▶ _Stated goal_: What follows is a block of records; restate each one word for word.

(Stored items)
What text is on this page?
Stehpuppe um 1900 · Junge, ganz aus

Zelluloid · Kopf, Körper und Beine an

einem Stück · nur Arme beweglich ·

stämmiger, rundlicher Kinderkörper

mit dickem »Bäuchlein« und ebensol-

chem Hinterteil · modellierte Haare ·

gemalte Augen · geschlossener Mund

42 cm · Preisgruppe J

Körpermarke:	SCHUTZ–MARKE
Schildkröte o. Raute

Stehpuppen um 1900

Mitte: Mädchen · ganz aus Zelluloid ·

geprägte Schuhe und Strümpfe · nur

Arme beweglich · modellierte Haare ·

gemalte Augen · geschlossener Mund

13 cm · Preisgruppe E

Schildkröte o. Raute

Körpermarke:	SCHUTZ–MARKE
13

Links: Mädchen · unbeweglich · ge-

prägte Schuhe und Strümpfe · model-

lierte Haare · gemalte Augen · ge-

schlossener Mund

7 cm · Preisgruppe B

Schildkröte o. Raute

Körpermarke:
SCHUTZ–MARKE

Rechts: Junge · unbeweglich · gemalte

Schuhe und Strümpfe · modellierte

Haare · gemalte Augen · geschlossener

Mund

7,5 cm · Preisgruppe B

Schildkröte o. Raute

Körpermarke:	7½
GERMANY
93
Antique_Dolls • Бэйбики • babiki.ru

▶ _Complete response_:
What text is on this page?
Stehpuppe um 1900 · Junge, ganz aus

Zelluloid · Kopf, Körper und Beine an

einem Stück · nur Arme beweglich ·

stämmiger, rundlicher Kinderkörper

mit dickem »Bäuchlein« und ebensol-

chem Hinterteil · modellierte Haare ·

gemalte Augen · geschlossener Mund

42 cm · Preisgruppe J

Körpermarke:	SCHUTZ–MARKE
Schildkröte o. Raute

Stehpuppen um 1900

Mitte: Mädchen · ganz aus Zelluloid ·

geprägte Schuhe und Strümpfe · nur

Arme beweglich · modellierte Haare ·

gemalte Augen · geschlossener Mund

13 cm · Preisgruppe E

Schildkröte o. Raute

Körpermarke:	SCHUTZ–MARKE
13

Links: Mädchen · unbeweglich · ge-

prägte Schuhe und Strümpfe · model-

lierte Haare · gemalte Augen · ge-

schlossener Mund

7 cm · Preisgruppe B

Schildkröte o. Raute

Körpermarke:
SCHUTZ–MARKE

Rechts: Junge · unbeweglich · gemalte

Schuhe und Strümpfe · modellierte

Haare · gemalte Augen · geschlossener

Mund

7,5 cm · Preisgruppe B

Schildkröte o. Raute

Körpermarke:	7½
GERMANY
93
Antique_Dolls • Бэйбики • babiki.ru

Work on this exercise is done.